-- START --
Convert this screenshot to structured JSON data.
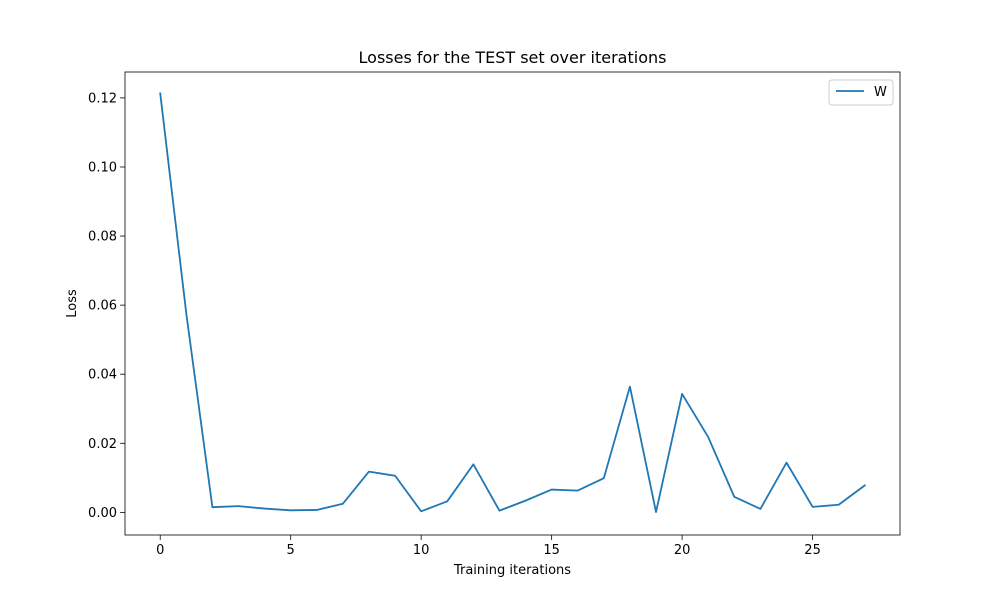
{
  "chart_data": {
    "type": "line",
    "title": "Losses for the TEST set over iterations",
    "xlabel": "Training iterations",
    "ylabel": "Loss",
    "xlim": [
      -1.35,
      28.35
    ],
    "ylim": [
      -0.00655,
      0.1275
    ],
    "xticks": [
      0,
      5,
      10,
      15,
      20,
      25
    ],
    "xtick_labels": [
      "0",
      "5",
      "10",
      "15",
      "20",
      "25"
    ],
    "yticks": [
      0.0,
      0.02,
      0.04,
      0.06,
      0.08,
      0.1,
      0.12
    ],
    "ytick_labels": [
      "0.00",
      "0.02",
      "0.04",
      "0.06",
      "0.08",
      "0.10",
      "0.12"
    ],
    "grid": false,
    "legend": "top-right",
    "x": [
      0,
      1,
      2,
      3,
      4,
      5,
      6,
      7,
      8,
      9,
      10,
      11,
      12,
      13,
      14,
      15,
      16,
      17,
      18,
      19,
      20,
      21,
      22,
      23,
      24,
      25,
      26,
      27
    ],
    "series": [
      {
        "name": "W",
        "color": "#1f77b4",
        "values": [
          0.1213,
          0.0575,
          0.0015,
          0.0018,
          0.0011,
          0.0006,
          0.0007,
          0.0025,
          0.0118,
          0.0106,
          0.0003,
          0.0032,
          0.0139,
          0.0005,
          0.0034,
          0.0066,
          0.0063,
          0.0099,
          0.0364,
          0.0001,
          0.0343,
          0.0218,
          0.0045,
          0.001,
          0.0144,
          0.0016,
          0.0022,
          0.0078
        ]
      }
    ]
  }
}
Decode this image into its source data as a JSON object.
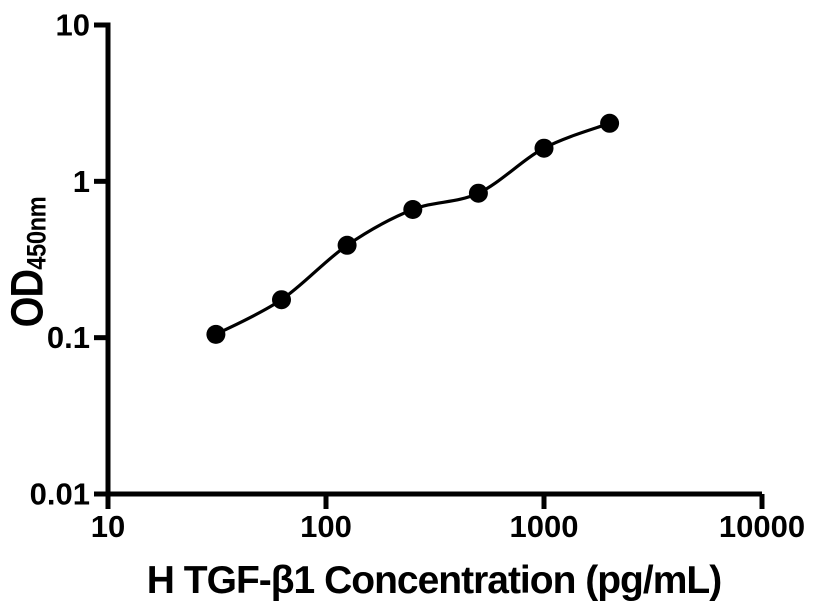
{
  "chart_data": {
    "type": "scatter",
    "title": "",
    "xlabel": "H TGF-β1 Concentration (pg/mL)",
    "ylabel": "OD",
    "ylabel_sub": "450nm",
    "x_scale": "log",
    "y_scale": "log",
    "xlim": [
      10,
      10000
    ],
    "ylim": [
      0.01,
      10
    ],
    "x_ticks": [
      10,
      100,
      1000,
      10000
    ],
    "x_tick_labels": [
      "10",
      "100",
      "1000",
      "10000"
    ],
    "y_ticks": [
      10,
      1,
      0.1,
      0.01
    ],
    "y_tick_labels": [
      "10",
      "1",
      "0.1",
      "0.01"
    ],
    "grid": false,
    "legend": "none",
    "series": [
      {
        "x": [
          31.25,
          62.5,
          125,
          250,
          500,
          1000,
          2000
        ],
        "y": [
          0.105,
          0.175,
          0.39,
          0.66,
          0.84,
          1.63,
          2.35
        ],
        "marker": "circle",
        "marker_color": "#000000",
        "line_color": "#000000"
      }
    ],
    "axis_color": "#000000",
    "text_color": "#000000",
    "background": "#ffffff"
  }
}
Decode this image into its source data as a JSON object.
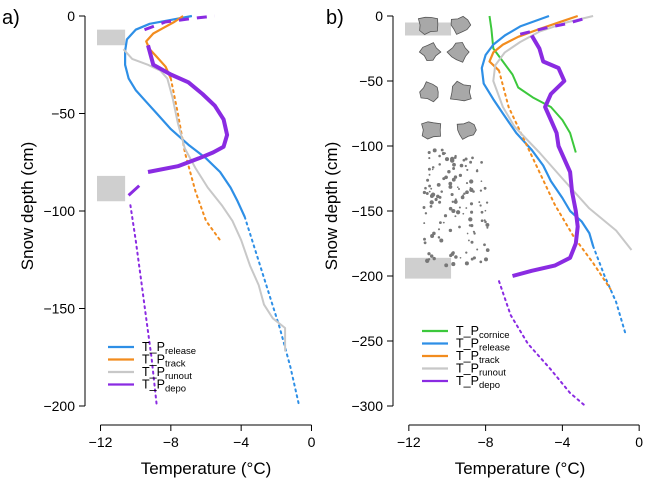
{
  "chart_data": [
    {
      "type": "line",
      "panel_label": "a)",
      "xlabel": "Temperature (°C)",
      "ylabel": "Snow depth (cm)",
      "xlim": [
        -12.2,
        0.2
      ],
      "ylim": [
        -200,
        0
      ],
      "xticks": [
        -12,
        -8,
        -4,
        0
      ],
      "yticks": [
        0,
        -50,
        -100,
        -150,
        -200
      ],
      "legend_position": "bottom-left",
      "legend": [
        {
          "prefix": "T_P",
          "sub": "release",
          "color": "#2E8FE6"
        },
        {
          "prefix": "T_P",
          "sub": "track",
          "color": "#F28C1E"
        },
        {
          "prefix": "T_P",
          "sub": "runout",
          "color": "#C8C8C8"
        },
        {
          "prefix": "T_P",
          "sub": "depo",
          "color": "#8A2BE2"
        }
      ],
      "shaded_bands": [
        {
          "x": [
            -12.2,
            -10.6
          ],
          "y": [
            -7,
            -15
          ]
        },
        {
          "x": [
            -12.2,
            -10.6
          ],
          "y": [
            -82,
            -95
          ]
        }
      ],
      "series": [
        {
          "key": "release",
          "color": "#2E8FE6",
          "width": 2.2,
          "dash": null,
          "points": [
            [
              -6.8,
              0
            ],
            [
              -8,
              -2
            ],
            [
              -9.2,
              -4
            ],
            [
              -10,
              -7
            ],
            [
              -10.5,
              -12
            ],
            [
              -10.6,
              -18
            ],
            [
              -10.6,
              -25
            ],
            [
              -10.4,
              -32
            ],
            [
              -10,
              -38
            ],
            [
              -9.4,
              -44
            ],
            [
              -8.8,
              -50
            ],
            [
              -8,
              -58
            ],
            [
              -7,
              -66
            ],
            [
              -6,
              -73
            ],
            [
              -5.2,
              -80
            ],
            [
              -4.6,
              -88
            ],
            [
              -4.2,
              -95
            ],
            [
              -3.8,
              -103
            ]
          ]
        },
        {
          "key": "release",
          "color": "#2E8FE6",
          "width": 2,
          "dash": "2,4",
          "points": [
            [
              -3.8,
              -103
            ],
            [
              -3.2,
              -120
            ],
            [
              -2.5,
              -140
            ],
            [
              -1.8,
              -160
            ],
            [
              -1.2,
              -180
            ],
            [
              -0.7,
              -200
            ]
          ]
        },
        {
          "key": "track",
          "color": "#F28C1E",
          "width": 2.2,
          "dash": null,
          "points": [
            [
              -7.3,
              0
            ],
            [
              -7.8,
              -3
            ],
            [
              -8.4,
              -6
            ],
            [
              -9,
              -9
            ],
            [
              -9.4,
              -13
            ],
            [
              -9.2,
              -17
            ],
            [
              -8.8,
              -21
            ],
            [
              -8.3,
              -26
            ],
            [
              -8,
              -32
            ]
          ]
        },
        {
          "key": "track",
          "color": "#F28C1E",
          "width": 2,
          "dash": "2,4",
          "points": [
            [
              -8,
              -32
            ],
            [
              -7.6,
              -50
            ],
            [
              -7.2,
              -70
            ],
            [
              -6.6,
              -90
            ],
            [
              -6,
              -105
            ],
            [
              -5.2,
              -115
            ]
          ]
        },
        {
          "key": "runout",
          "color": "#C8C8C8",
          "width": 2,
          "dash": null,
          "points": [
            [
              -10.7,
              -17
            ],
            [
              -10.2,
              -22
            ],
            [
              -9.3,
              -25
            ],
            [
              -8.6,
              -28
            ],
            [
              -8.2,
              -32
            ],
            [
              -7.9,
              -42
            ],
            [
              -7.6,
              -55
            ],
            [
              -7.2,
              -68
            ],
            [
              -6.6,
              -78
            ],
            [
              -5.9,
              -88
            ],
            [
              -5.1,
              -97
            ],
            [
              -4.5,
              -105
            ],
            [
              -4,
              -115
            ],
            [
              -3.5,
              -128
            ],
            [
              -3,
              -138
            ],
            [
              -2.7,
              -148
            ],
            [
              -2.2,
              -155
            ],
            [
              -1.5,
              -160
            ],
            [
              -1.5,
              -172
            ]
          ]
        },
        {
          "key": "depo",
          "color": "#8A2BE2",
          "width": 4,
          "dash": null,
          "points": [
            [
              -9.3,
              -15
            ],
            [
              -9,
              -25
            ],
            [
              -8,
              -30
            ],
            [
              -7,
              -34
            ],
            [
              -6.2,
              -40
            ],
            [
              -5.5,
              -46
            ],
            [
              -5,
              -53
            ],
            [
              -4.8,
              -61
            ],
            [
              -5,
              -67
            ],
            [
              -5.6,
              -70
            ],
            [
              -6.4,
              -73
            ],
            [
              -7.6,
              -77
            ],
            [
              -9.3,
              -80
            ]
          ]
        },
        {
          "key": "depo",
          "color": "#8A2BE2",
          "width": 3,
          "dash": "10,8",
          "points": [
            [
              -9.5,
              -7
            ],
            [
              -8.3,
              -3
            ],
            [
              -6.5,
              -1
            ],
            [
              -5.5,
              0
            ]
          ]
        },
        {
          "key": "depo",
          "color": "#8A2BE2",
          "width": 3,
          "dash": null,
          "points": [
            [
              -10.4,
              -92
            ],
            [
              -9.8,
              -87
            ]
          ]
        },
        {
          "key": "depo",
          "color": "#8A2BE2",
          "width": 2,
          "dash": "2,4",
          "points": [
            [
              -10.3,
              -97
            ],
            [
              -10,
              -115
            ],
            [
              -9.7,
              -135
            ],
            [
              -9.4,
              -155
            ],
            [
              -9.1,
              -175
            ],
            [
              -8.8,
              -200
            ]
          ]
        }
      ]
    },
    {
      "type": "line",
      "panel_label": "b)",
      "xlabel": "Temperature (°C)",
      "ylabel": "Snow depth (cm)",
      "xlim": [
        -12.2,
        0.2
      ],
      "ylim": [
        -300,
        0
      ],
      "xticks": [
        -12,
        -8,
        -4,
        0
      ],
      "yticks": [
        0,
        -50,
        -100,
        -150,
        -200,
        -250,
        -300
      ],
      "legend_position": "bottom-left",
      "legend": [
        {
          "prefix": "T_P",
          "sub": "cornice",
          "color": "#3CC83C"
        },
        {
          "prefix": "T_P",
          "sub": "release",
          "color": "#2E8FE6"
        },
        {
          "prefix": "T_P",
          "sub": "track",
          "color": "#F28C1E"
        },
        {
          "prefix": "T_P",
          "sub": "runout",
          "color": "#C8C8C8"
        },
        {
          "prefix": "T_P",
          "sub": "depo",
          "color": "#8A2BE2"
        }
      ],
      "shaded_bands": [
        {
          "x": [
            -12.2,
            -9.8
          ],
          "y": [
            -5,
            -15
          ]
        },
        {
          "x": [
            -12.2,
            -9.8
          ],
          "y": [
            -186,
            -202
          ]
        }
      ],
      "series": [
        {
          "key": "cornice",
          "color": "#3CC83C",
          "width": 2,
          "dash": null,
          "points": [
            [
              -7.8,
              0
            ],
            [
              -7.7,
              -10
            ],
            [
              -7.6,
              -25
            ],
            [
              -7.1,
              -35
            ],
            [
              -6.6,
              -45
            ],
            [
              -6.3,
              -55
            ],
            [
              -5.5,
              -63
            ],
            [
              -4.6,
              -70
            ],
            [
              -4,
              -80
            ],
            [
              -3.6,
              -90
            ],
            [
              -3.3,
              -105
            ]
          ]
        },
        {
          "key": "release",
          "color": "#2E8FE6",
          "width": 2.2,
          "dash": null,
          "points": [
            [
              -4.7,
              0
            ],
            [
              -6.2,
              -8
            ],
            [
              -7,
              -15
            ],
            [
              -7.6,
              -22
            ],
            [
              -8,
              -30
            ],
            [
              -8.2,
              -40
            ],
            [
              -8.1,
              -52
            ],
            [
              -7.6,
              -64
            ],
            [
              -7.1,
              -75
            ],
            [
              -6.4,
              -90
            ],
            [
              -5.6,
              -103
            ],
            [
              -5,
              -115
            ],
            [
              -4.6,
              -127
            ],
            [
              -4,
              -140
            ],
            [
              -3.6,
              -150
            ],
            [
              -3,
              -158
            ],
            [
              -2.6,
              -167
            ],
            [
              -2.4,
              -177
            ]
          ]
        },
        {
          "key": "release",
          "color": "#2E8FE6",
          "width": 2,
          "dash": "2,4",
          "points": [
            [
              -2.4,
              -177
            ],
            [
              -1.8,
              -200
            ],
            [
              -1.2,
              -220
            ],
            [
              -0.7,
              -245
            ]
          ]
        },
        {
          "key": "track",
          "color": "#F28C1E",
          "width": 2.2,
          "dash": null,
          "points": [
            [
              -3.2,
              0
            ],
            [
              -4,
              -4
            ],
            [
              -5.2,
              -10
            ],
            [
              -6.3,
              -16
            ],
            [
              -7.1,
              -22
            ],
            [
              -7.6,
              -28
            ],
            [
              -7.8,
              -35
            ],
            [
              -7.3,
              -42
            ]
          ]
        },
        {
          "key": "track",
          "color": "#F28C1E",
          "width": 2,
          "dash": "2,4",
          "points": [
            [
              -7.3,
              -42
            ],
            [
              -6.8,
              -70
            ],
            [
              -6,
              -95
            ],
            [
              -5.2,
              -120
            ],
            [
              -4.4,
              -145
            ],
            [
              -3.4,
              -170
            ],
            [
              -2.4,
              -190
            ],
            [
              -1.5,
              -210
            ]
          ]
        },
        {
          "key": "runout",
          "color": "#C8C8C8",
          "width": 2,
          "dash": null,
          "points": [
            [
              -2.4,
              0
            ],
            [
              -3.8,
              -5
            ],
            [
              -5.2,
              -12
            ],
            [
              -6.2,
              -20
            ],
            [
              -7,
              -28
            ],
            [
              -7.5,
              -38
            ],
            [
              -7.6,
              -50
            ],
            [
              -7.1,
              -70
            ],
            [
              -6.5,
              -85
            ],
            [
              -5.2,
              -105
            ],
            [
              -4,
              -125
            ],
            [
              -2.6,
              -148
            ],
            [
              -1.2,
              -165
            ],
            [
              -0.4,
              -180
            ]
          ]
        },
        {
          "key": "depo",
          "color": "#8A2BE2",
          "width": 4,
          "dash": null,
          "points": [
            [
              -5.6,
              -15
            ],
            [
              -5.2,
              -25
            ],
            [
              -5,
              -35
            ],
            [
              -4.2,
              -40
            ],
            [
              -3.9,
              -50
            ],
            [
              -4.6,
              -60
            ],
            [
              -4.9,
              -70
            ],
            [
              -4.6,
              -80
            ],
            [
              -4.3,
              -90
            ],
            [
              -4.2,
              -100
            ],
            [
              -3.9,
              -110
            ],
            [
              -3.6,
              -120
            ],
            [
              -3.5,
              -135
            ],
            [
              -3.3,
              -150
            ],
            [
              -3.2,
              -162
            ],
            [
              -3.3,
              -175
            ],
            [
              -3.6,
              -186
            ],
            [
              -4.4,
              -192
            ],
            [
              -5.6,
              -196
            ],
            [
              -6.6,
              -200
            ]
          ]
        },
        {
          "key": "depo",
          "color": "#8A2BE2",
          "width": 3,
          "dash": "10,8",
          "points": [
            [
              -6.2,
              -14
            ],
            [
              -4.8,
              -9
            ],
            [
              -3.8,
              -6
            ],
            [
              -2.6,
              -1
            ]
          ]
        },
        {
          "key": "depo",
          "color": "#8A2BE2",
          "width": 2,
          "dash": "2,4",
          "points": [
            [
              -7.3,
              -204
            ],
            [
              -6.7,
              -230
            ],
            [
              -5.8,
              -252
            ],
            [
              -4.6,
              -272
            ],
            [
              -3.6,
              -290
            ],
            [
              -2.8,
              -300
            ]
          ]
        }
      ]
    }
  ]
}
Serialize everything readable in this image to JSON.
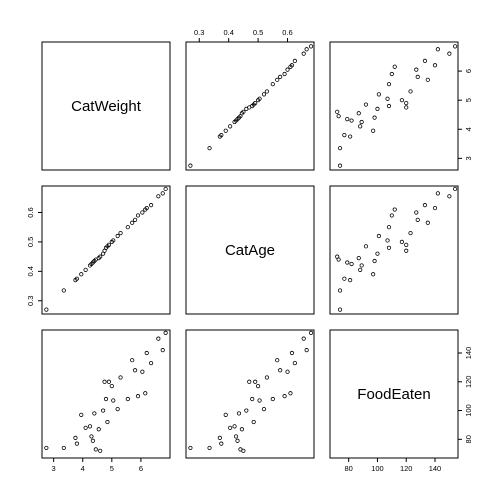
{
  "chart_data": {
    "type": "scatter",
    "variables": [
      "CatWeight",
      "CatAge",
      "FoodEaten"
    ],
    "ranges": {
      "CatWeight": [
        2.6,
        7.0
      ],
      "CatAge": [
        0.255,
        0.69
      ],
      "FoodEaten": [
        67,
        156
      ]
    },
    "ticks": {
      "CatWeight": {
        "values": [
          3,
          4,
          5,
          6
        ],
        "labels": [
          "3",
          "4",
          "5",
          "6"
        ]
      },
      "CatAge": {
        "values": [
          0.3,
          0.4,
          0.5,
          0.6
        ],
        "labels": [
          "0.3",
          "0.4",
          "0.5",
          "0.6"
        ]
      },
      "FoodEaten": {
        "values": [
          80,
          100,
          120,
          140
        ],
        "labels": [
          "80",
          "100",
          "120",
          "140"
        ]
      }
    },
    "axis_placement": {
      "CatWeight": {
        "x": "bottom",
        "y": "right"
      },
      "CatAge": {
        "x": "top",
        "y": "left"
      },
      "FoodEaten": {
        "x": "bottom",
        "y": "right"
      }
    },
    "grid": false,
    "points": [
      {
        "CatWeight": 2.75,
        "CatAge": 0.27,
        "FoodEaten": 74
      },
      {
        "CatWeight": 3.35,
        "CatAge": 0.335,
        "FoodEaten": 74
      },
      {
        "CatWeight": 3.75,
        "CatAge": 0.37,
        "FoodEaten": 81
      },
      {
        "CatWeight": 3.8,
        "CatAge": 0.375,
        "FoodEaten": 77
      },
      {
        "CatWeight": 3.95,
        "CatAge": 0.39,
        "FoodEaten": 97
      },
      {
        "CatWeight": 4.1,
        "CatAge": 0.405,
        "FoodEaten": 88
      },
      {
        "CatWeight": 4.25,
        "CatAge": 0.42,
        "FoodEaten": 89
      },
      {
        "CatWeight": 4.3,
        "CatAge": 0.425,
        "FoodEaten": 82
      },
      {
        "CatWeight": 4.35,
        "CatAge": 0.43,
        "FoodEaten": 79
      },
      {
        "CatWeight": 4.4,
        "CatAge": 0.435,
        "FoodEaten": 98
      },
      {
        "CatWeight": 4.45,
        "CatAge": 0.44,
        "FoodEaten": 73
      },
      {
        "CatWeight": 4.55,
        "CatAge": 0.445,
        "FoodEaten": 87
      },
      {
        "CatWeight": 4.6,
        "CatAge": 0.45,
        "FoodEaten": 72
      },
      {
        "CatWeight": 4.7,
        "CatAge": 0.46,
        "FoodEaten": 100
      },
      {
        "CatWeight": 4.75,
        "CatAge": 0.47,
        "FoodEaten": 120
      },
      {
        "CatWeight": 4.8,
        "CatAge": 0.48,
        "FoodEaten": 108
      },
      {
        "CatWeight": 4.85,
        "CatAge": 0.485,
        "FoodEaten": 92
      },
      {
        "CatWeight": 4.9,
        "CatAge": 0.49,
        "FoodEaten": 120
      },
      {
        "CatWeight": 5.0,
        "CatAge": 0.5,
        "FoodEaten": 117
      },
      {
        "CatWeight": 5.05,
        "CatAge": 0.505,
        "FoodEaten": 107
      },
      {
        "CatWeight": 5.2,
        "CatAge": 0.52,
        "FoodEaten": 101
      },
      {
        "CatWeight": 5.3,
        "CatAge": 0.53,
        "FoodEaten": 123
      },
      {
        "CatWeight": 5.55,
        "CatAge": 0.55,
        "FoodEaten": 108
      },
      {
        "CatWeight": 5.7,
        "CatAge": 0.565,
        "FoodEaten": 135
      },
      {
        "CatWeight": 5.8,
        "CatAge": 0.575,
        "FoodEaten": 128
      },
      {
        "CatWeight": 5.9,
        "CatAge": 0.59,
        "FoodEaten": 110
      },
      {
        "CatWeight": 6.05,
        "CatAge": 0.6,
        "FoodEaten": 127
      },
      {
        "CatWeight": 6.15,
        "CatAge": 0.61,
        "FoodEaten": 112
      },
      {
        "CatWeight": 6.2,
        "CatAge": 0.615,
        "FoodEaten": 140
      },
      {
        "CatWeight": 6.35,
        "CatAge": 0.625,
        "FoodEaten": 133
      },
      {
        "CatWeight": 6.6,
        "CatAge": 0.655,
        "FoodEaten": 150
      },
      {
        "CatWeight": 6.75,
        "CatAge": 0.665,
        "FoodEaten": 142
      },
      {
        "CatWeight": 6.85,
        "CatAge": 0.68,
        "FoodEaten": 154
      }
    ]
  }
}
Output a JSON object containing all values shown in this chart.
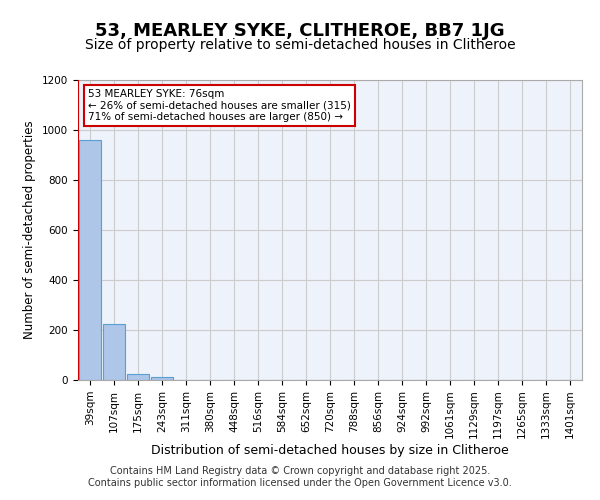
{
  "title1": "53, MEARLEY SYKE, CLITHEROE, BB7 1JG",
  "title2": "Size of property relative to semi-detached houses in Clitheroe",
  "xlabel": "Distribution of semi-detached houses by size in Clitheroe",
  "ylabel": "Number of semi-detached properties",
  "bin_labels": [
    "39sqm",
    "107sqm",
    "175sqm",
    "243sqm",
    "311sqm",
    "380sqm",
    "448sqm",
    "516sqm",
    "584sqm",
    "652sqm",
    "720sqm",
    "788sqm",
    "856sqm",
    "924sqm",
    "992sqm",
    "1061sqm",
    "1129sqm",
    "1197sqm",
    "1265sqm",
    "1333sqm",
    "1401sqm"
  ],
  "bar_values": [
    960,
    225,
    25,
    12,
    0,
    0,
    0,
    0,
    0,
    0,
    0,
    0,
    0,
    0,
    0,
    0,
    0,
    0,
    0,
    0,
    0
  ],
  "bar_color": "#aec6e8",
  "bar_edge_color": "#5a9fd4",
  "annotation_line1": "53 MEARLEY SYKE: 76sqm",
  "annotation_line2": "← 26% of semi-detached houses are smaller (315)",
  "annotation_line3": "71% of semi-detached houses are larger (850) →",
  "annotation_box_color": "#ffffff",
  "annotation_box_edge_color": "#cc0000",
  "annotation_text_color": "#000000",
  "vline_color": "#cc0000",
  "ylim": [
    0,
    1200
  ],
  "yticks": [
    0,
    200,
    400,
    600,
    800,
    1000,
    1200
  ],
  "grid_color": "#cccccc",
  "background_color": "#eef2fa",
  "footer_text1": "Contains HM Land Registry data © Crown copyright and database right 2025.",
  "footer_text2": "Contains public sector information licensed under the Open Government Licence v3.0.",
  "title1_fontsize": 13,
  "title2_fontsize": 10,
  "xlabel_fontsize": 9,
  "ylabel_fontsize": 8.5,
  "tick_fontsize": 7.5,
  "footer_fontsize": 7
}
-- END --
> [Given task]:
Look over the material above and show each line where "right" appears.

> [Output of the task]:
    "legend": "top-right",
        "y": "right"
        "y": "right"
  "footer_text1": "Contains HM Land Registry data © Crown copyright and database right 2025.",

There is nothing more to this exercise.